OBJECTIVE
Take the line containing "What data populates" and every line after it to the end of the records, and copy them exactly, excluding pictures.

SUPPLIED ENTRIES
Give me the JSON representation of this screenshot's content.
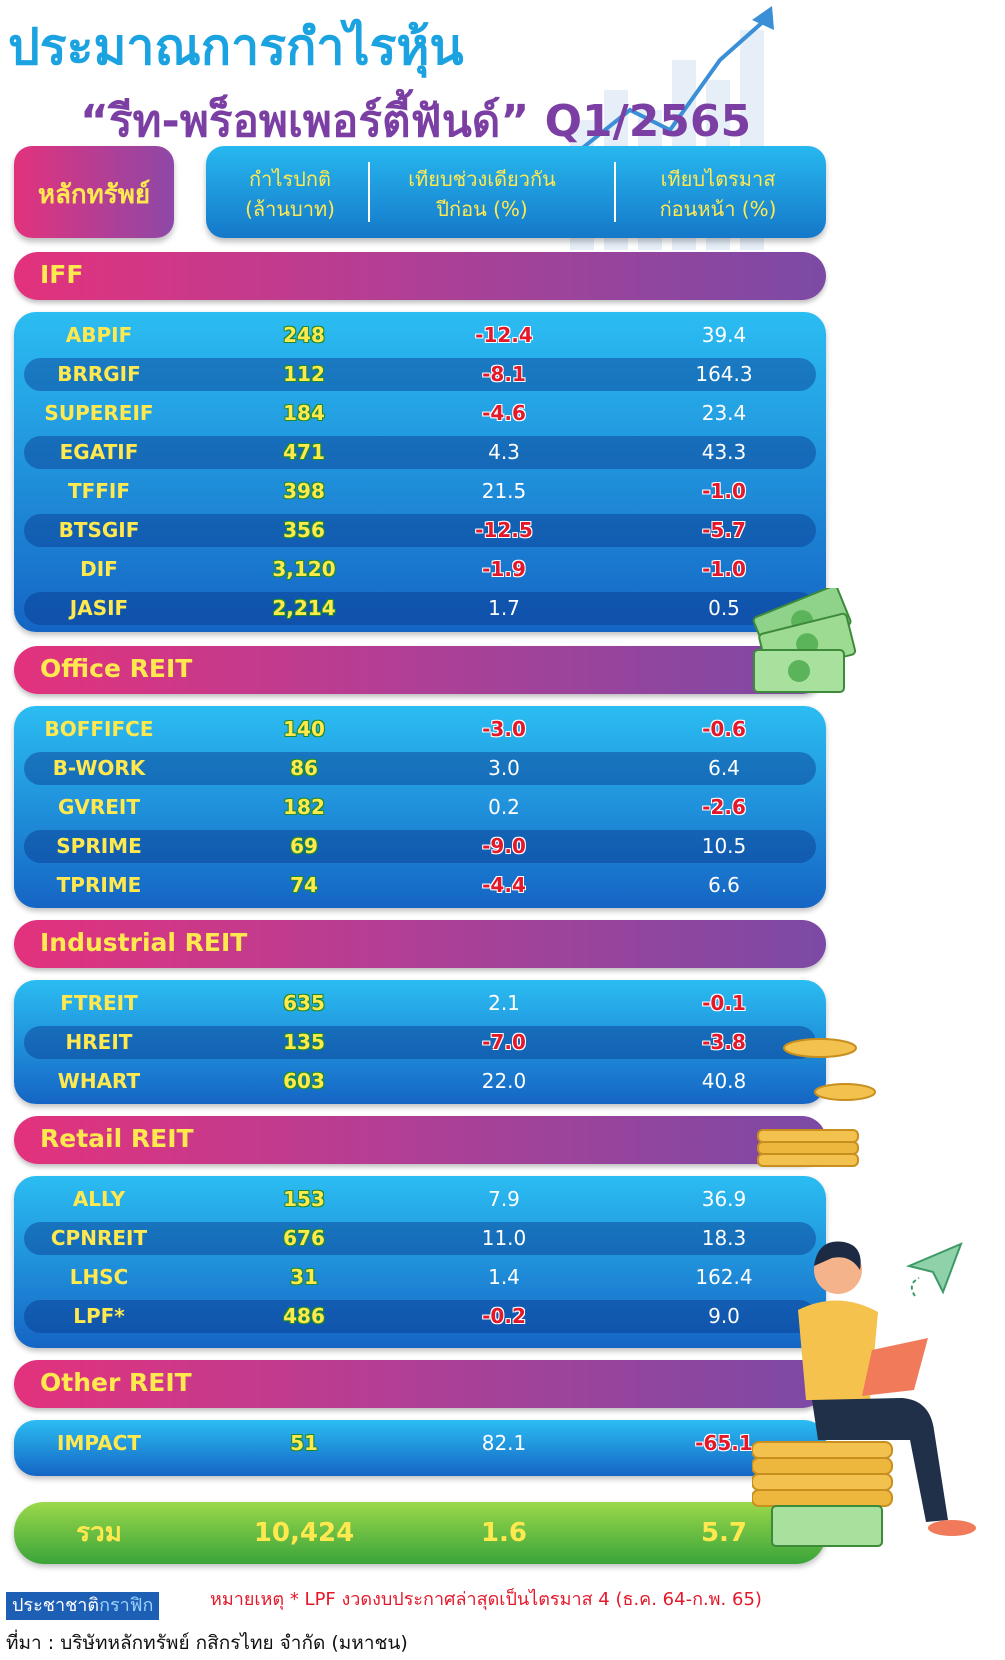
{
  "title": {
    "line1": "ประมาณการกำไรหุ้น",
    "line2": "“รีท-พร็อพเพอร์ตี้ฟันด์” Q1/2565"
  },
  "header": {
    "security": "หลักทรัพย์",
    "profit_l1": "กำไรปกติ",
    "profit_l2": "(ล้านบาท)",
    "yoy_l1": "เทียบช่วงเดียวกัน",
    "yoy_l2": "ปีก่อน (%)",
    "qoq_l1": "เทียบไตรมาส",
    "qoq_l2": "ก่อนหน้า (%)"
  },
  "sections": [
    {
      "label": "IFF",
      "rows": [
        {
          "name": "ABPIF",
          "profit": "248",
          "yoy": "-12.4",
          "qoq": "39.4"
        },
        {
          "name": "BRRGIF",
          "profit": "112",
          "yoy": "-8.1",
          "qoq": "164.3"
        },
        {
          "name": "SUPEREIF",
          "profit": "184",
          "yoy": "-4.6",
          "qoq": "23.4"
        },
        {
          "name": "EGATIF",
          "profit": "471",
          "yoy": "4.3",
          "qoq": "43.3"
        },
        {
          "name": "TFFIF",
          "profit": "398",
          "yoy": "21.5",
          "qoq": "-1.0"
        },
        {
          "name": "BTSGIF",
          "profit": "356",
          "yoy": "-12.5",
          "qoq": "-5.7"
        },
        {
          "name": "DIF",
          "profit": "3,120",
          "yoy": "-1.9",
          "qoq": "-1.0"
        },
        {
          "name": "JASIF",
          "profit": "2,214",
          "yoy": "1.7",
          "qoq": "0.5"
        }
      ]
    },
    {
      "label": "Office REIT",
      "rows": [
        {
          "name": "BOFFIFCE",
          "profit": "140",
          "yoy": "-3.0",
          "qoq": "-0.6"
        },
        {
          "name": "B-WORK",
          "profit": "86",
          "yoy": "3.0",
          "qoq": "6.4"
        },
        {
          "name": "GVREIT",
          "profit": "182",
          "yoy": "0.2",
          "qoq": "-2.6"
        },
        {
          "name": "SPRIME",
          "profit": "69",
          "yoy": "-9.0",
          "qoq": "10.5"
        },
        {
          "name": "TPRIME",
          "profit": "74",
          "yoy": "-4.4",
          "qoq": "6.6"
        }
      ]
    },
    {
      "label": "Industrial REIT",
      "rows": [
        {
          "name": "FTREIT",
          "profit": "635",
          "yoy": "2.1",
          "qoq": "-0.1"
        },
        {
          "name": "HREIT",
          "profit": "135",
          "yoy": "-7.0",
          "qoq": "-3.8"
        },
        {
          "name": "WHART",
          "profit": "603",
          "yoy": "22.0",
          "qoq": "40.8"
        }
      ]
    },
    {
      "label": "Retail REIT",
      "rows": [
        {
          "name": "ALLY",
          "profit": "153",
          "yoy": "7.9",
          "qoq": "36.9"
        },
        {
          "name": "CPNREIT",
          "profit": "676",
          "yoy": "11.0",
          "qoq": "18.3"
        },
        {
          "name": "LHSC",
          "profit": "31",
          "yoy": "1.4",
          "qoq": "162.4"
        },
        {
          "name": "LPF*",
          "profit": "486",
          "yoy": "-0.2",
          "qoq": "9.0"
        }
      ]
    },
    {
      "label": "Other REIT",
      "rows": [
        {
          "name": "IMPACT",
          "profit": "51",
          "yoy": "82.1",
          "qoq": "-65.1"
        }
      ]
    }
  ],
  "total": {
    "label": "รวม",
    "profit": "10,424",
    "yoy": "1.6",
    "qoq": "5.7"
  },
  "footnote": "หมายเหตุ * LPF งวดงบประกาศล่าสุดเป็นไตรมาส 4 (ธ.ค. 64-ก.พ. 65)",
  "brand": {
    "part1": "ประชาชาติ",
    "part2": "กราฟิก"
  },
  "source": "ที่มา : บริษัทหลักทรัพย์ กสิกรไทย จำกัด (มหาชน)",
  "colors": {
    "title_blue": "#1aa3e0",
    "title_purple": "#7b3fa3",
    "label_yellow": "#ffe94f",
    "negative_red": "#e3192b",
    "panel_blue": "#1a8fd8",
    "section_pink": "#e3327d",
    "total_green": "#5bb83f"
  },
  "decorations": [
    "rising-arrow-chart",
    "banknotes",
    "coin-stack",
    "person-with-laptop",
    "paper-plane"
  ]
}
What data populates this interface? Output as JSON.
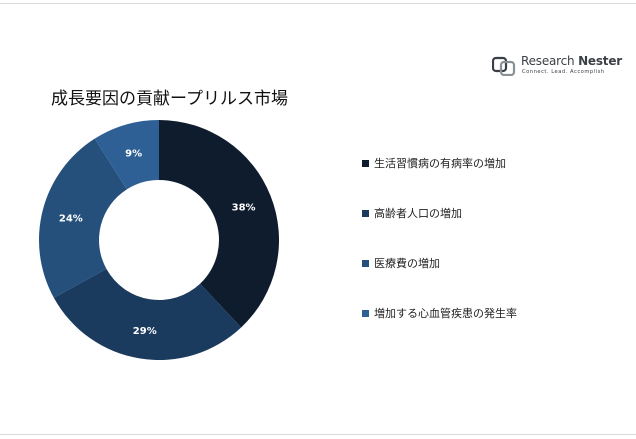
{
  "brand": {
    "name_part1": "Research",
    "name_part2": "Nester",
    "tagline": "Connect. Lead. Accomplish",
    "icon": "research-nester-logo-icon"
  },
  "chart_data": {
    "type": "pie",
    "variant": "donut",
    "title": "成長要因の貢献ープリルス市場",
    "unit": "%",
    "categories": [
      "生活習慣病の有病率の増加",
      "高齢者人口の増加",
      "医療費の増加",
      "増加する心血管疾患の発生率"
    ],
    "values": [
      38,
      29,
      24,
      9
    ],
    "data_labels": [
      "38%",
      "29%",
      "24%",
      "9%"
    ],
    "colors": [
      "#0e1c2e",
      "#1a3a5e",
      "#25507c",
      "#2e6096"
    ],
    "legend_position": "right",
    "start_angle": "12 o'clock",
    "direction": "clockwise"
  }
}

OUTPUT FOR THIS EXERCISE
What data populates this interface? Output as JSON.
{
  "brand": {
    "name_part1": "Research",
    "name_part2": "Nester",
    "tagline": "Connect. Lead. Accomplish",
    "icon": "research-nester-logo-icon"
  },
  "chart_data": {
    "type": "pie",
    "variant": "donut",
    "title": "成長要因の貢献ープリルス市場",
    "unit": "%",
    "categories": [
      "生活習慣病の有病率の増加",
      "高齢者人口の増加",
      "医療費の増加",
      "増加する心血管疾患の発生率"
    ],
    "values": [
      38,
      29,
      24,
      9
    ],
    "data_labels": [
      "38%",
      "29%",
      "24%",
      "9%"
    ],
    "colors": [
      "#0e1c2e",
      "#1a3a5e",
      "#25507c",
      "#2e6096"
    ],
    "legend_position": "right",
    "start_angle": "12 o'clock",
    "direction": "clockwise"
  }
}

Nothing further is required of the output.